- _What this task involves_: Read the lines below. Copy out any that hold the string "game".

- _Records to process_:
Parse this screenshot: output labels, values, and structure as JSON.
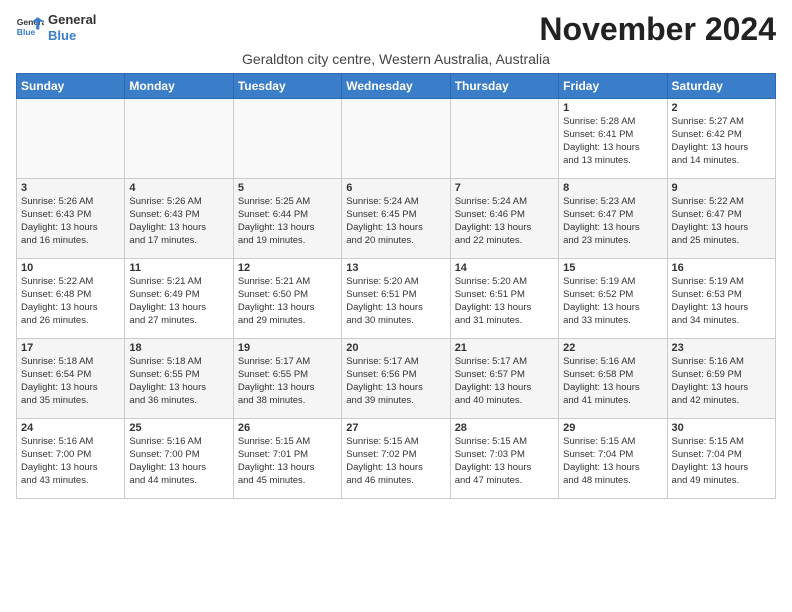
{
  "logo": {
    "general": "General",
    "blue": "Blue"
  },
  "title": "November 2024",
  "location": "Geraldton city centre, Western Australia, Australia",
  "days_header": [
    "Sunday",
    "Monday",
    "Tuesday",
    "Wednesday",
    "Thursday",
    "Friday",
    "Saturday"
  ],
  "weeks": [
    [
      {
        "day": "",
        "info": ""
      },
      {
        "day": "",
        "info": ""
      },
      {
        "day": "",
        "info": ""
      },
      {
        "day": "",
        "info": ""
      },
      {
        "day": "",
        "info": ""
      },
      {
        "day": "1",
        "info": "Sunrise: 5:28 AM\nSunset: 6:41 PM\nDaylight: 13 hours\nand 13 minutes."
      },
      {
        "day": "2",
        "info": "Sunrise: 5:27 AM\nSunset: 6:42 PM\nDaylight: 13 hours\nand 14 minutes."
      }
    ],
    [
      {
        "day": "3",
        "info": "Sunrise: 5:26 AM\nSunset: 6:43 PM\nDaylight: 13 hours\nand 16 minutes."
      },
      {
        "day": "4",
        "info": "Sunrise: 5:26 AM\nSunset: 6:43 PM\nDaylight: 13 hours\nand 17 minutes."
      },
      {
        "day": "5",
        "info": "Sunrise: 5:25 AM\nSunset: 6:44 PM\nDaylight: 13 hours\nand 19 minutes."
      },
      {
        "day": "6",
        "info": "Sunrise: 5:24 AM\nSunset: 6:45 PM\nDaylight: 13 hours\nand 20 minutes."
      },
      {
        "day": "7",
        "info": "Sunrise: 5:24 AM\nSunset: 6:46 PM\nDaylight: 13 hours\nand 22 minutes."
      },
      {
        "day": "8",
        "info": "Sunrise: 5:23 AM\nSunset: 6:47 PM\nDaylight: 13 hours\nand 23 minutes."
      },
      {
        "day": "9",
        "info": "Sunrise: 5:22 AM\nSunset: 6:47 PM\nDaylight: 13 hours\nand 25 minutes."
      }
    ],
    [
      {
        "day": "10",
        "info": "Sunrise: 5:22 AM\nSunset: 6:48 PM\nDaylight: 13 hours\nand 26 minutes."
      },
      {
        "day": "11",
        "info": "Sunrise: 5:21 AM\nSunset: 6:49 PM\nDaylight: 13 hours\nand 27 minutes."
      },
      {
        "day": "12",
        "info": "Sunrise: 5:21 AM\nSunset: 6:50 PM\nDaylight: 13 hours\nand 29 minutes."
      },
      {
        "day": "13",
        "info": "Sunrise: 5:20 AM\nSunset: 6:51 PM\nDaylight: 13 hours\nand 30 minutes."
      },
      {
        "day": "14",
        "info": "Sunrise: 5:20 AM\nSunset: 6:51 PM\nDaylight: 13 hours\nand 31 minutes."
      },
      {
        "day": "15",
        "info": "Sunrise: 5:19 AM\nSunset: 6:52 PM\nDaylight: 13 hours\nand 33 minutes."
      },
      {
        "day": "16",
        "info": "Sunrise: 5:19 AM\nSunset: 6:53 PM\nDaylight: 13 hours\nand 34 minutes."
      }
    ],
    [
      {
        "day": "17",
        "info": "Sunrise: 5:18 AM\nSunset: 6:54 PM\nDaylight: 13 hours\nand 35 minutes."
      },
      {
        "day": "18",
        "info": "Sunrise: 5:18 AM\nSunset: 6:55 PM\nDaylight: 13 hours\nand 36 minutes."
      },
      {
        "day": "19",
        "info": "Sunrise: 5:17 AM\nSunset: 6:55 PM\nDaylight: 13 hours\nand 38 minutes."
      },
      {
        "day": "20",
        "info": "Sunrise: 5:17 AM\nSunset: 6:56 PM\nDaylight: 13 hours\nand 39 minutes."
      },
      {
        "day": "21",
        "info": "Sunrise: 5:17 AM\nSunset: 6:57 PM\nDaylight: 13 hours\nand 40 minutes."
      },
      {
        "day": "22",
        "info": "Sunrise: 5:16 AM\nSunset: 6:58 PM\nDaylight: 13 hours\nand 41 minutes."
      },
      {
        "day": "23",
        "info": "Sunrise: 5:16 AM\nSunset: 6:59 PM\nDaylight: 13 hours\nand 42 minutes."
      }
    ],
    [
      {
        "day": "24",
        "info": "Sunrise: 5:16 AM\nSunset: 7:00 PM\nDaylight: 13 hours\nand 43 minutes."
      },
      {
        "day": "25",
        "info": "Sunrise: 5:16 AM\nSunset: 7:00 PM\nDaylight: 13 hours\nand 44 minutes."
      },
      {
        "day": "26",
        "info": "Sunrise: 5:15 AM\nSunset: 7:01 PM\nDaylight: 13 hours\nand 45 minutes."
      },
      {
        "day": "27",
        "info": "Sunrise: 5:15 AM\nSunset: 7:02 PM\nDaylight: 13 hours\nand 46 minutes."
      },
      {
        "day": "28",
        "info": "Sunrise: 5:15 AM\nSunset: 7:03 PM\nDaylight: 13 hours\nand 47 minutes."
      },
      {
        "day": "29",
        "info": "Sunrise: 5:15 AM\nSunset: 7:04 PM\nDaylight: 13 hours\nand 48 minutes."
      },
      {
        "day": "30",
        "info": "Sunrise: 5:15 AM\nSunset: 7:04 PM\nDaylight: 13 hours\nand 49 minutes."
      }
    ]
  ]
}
...
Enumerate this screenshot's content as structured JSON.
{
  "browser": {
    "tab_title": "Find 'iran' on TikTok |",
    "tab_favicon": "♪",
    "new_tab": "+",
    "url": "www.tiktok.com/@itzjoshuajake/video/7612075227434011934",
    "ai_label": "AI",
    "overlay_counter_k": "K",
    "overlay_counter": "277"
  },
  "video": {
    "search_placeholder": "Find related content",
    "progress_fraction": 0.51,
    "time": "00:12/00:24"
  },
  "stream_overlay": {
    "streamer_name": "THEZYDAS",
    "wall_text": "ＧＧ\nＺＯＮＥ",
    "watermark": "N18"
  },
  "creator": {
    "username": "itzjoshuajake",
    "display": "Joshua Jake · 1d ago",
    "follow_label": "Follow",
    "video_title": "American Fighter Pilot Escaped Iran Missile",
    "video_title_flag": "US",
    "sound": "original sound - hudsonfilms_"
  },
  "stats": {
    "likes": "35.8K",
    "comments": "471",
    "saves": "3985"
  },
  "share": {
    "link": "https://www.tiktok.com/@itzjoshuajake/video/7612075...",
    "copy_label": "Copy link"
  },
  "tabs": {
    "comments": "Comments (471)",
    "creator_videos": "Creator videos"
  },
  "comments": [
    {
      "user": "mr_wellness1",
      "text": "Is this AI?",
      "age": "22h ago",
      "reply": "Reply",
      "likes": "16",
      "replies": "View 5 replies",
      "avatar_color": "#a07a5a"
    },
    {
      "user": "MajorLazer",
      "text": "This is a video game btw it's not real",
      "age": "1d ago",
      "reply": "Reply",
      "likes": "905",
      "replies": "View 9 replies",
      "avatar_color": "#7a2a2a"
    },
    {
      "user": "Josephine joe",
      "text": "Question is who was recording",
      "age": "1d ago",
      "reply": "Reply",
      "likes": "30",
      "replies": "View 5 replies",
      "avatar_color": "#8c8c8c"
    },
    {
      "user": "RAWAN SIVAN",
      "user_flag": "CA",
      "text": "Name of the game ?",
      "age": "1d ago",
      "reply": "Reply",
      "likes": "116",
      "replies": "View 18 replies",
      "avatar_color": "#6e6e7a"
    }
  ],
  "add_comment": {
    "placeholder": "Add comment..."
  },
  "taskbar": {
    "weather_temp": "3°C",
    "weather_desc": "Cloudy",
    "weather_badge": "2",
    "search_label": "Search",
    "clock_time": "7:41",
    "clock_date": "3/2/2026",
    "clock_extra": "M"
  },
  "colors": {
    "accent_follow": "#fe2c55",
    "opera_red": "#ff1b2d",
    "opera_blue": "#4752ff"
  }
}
...
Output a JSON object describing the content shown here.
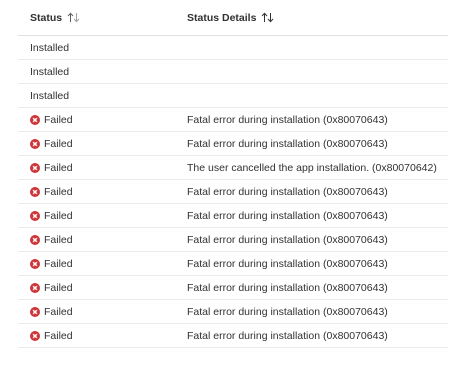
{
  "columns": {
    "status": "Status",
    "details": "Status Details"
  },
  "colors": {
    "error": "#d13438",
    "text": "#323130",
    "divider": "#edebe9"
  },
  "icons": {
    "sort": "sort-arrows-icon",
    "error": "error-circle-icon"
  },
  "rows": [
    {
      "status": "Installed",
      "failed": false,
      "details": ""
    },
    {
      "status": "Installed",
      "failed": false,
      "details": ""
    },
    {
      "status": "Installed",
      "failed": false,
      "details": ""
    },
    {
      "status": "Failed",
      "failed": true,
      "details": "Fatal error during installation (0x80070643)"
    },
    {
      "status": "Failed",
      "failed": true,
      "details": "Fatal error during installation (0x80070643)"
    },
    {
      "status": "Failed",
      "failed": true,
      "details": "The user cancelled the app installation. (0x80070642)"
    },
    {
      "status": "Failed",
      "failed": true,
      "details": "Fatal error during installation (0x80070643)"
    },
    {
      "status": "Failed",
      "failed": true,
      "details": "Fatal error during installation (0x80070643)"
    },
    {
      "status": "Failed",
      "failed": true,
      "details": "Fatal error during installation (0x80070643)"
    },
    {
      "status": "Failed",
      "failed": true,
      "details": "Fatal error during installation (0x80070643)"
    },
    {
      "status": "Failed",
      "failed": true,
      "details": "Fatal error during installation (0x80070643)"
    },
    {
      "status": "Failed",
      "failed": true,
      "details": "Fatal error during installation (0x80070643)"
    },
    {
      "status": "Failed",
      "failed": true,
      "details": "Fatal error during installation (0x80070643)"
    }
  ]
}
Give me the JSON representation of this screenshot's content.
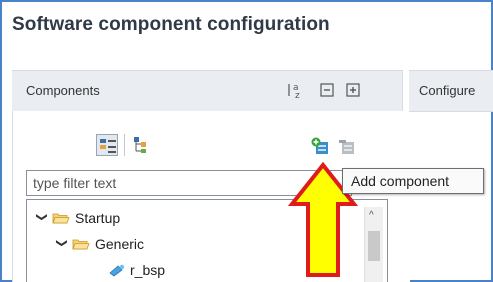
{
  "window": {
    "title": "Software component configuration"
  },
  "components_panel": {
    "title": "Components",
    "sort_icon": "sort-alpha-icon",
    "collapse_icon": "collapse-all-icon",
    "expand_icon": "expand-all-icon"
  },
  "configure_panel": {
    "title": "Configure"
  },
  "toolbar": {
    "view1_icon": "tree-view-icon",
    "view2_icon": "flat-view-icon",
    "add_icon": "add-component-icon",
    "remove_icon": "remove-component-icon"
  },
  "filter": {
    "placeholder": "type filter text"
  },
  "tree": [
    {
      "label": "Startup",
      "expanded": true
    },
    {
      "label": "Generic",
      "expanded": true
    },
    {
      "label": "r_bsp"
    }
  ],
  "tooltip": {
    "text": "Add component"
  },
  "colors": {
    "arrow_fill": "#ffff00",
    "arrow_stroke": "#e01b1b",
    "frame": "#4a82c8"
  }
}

- _Task solution_:
      "text": "This is a video game btw it's not real",
      "text": "Name of the game ?",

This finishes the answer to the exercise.